Start Supplied material

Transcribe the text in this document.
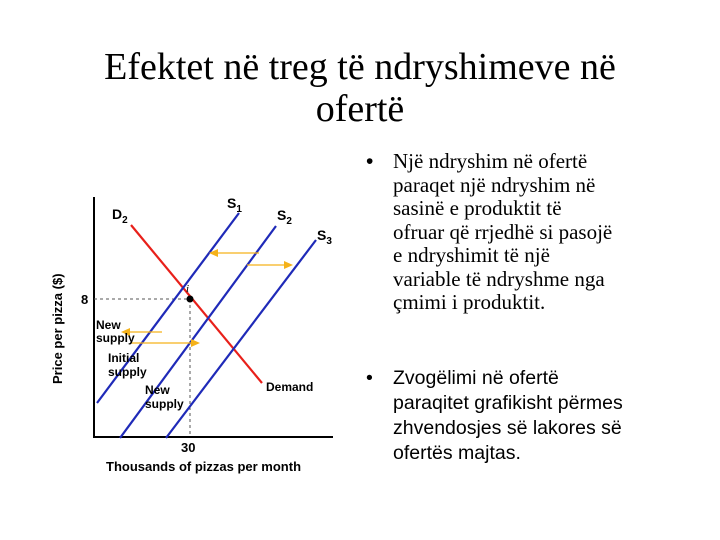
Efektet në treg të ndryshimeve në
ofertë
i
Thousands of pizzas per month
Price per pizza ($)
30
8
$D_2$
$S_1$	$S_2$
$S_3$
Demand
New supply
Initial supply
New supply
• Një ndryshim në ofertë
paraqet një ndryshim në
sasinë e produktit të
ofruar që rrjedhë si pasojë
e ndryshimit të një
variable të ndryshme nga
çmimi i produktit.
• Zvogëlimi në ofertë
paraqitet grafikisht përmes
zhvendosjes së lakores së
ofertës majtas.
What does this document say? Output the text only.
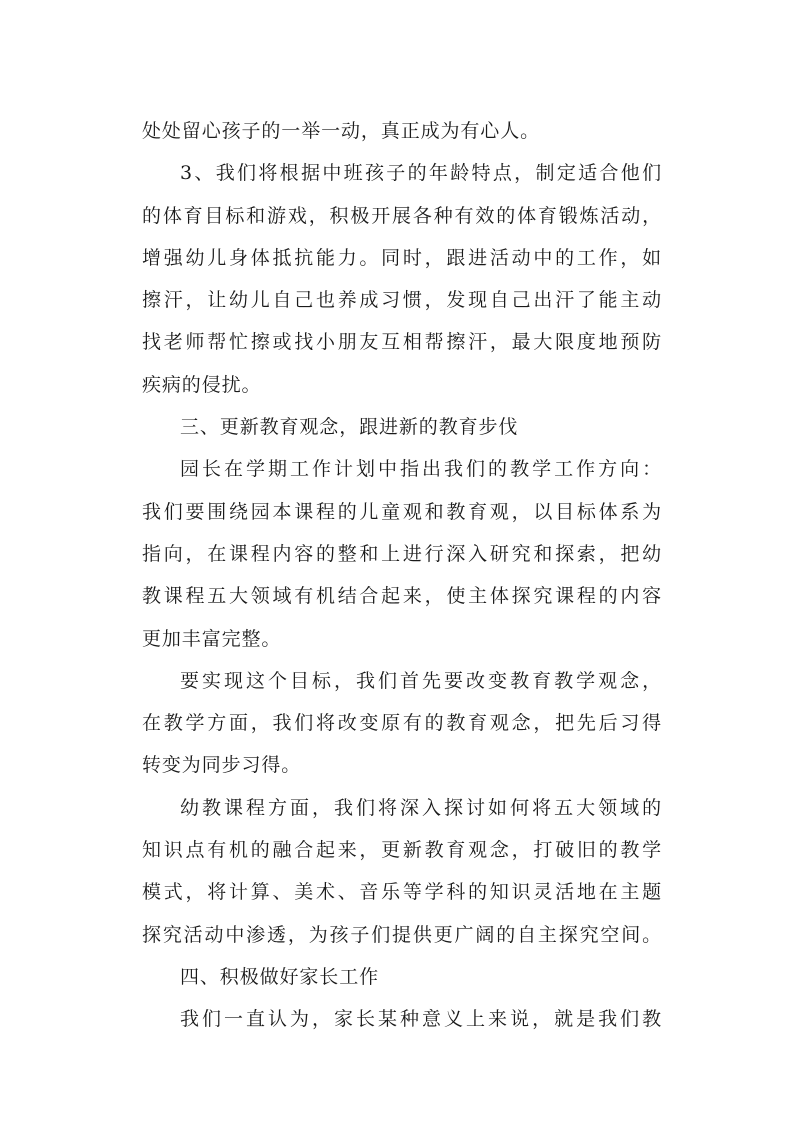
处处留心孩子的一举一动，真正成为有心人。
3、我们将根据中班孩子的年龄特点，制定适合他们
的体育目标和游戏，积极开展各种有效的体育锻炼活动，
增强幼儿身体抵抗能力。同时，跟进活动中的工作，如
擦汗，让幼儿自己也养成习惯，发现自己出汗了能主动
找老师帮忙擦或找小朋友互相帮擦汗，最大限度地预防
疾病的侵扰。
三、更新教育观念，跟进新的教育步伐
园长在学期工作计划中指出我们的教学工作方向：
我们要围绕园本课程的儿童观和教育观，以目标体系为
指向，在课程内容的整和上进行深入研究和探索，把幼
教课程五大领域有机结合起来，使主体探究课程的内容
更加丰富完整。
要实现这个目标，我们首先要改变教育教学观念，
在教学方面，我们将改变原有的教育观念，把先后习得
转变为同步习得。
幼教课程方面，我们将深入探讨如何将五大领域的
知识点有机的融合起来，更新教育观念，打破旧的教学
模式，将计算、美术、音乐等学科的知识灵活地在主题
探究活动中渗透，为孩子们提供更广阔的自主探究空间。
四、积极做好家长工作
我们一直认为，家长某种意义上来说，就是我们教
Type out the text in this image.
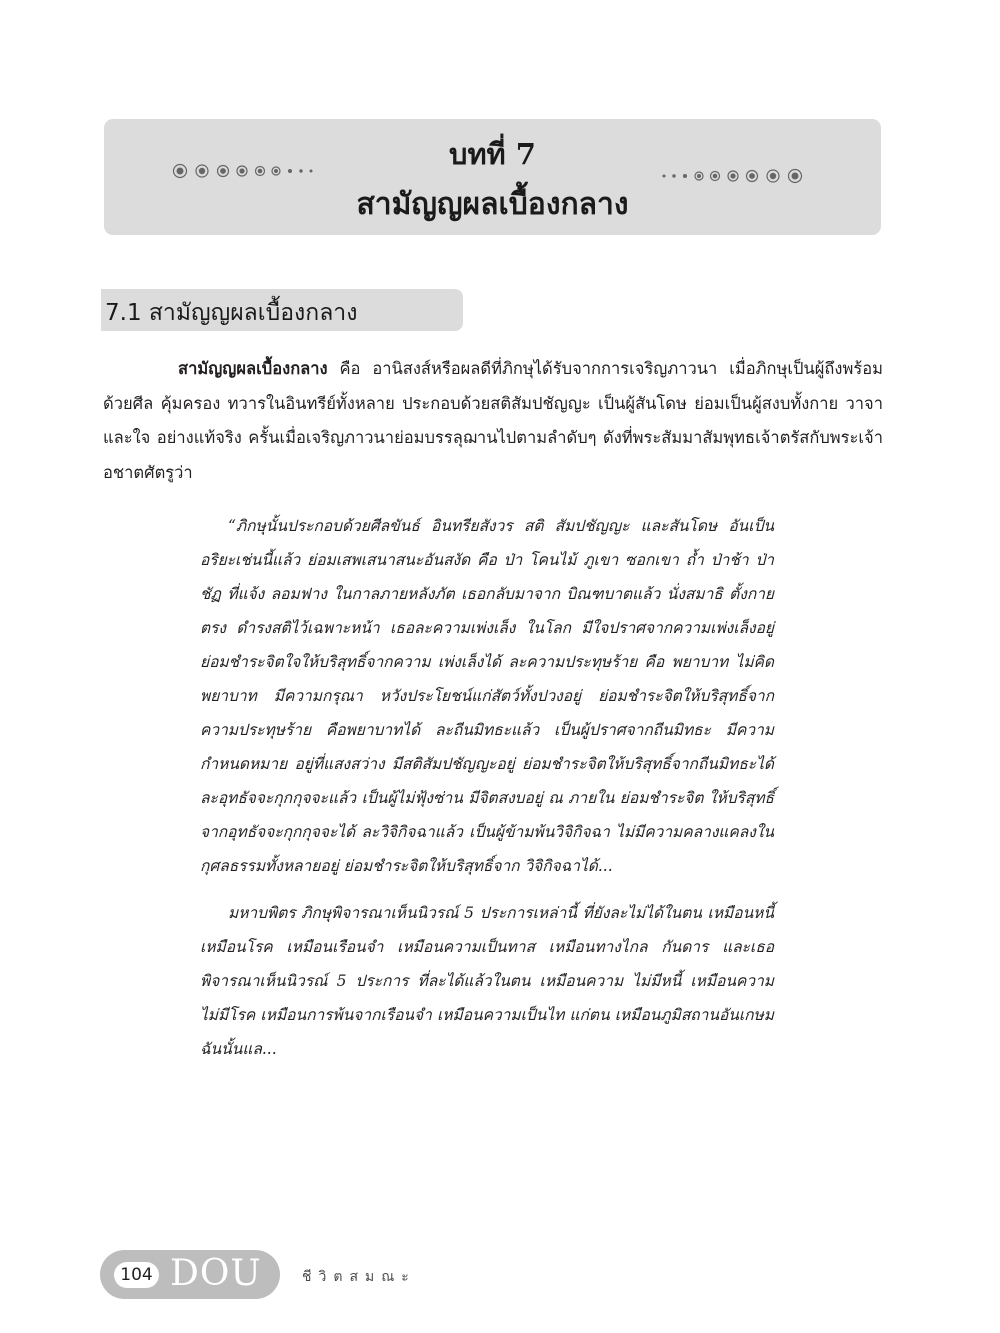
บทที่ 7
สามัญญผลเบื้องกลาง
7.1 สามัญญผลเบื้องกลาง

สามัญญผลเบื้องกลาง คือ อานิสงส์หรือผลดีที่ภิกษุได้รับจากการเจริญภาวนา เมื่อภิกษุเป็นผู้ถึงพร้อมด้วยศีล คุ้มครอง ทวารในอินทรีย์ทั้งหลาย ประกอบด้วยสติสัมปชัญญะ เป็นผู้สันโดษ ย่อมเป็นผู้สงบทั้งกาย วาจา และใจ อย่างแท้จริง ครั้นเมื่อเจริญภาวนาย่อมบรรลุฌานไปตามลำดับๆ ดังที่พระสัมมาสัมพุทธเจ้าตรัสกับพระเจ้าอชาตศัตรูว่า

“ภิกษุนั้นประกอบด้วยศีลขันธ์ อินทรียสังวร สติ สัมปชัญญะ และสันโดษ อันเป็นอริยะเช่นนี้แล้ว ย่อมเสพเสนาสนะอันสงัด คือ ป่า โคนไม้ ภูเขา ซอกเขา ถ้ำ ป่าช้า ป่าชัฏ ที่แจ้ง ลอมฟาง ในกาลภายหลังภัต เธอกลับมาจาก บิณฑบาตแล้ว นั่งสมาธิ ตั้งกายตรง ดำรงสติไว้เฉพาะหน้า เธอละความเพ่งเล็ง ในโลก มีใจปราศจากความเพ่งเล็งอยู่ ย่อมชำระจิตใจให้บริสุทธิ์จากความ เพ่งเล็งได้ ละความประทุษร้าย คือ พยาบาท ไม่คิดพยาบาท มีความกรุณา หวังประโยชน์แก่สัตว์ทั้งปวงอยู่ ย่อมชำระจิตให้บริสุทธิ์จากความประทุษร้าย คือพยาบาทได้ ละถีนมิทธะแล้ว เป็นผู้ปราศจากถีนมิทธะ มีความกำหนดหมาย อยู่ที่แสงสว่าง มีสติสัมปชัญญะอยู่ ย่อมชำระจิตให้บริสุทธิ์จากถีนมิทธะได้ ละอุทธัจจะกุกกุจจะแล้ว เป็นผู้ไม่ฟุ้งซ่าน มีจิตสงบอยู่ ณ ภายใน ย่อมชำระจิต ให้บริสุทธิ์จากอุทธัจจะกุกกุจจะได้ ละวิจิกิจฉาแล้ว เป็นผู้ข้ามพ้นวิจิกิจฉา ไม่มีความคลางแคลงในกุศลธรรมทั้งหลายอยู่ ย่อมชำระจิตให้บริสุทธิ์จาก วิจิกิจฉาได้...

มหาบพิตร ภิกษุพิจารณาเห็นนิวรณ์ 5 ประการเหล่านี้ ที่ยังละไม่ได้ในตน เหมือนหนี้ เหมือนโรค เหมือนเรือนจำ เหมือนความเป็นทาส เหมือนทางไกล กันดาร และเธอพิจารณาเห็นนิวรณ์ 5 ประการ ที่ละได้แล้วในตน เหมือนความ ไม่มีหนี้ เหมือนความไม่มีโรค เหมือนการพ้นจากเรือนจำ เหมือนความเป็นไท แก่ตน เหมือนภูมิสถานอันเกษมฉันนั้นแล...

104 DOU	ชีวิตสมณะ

End Supplied material
Start Supplied material

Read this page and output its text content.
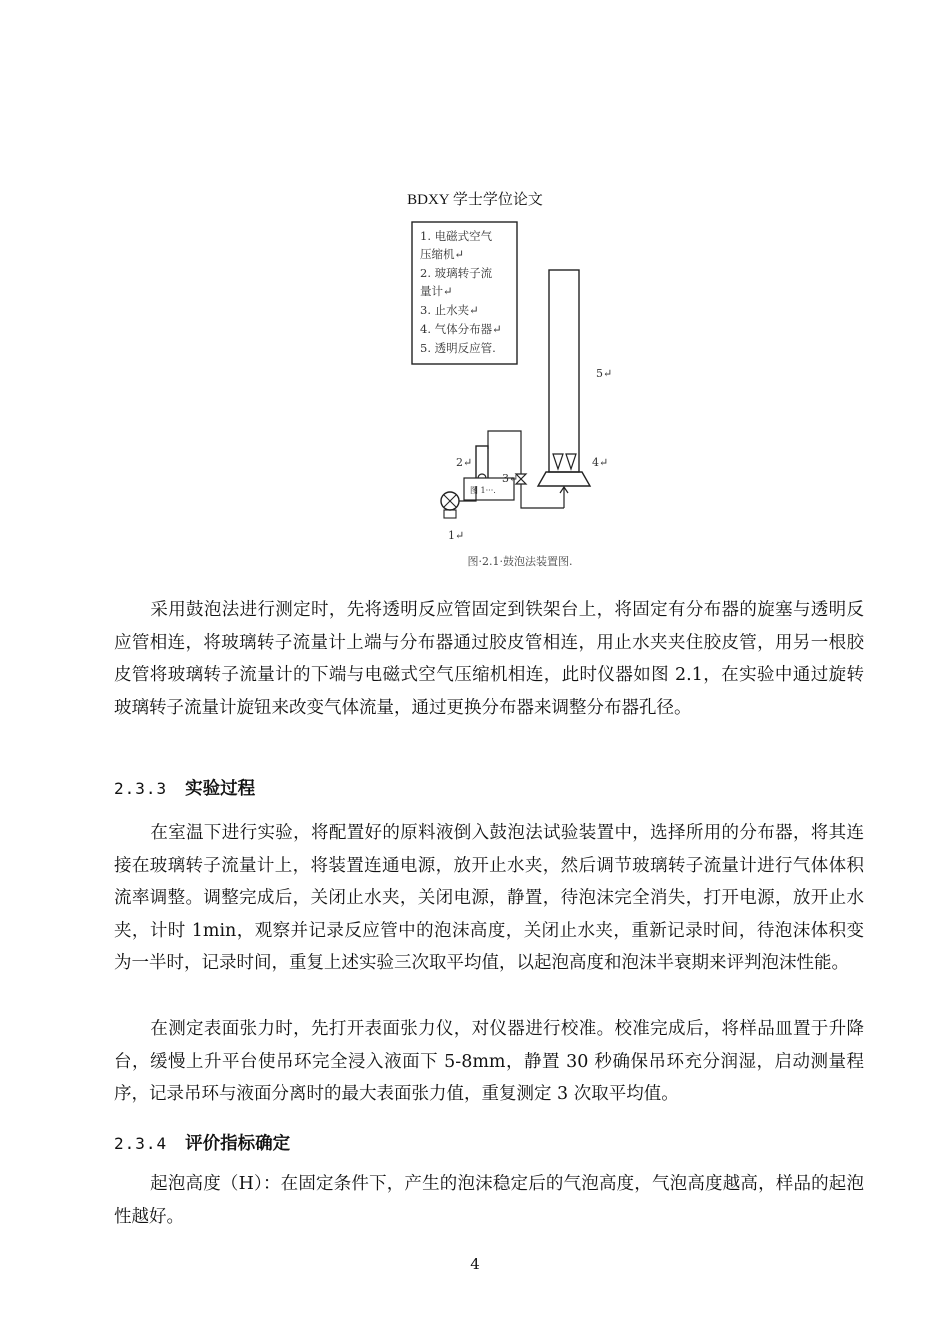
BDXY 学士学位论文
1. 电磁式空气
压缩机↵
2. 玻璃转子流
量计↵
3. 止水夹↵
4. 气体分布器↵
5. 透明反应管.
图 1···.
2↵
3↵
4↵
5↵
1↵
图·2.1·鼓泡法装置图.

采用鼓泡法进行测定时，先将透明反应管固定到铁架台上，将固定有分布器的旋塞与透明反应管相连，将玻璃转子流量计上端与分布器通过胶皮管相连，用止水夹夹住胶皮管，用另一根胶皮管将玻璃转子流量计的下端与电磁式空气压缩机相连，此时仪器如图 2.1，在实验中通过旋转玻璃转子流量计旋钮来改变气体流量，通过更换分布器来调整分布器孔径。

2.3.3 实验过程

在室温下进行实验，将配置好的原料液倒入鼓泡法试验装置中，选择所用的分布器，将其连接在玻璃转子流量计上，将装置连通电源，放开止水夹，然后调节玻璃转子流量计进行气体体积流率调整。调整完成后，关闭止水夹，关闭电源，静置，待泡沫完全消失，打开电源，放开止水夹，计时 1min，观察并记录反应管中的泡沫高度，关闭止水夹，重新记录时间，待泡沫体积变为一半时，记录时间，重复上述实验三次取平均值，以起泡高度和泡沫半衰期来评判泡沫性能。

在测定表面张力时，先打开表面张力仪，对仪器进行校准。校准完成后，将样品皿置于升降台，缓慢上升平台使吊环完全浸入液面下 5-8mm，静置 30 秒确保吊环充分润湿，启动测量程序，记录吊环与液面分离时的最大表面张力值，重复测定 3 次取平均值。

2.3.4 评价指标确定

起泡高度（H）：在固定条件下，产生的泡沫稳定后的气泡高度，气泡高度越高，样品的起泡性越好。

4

End Supplied material
Start Supplied material

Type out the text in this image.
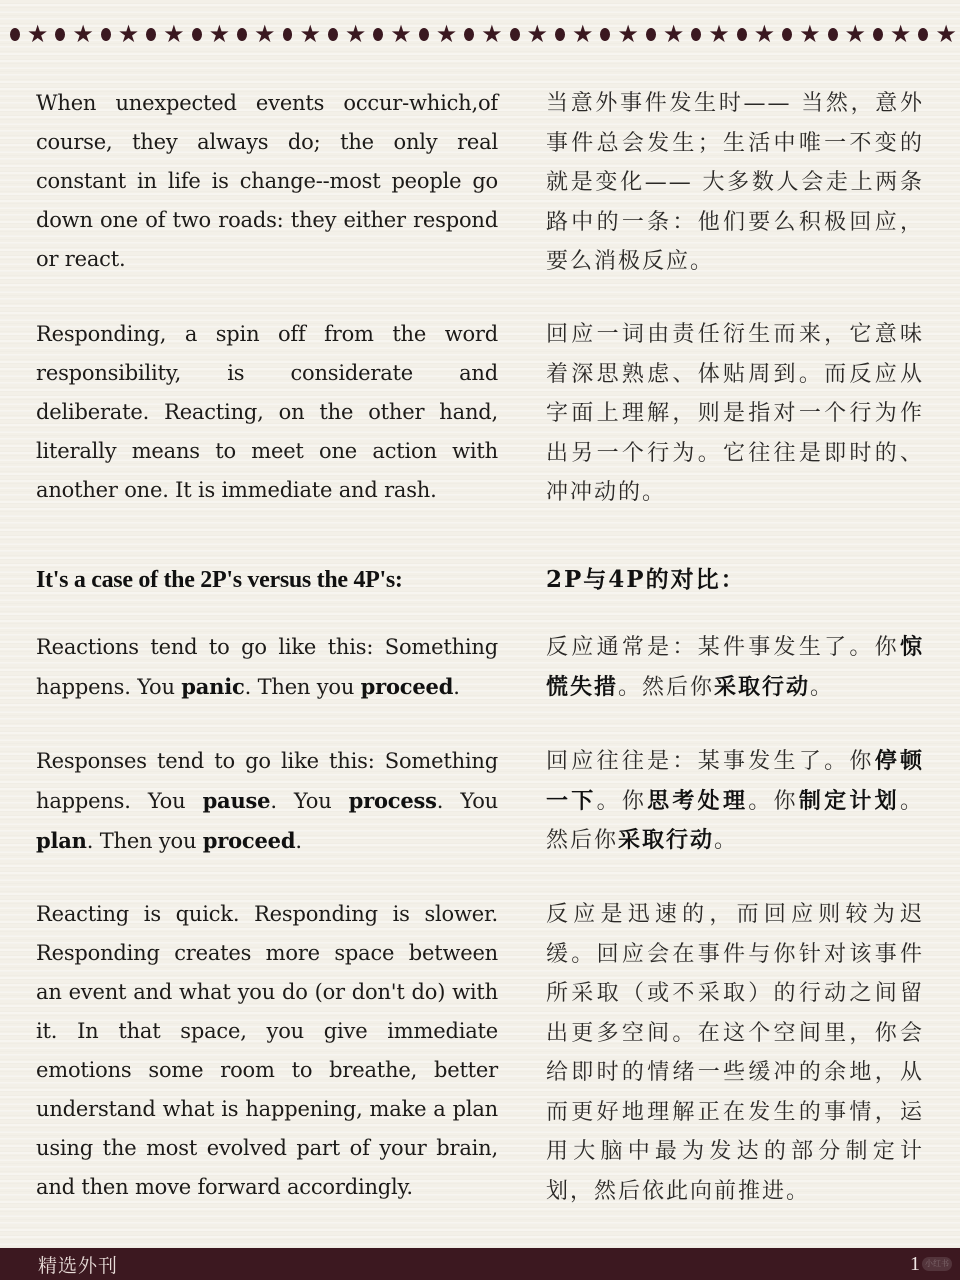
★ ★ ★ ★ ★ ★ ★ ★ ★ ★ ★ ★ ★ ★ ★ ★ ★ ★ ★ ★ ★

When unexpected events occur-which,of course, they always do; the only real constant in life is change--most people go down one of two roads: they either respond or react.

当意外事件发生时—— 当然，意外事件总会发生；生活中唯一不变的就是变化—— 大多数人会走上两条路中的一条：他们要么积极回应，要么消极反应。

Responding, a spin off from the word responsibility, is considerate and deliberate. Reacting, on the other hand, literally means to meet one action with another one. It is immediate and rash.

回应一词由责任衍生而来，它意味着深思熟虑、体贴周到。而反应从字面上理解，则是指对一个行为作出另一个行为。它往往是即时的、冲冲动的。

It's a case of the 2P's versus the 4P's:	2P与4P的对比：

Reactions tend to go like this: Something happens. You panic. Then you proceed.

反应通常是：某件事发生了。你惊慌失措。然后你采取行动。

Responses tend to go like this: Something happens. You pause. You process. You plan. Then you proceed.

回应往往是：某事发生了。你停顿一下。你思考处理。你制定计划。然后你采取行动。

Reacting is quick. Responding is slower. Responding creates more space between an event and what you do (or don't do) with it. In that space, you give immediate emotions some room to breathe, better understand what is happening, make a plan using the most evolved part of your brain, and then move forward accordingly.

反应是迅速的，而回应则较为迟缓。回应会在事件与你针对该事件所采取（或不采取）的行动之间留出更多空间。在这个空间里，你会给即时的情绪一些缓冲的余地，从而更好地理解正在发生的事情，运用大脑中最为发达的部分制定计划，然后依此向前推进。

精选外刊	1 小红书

End Supplied material

(Work to do) Using the entries above, return each line that includes the word "only".

(Task solution)
What does this document say? Output the text only.
When unexpected events occur-which,of course, they always do; the only real constant in life is change--most people go down one of two roads: they either respond or react.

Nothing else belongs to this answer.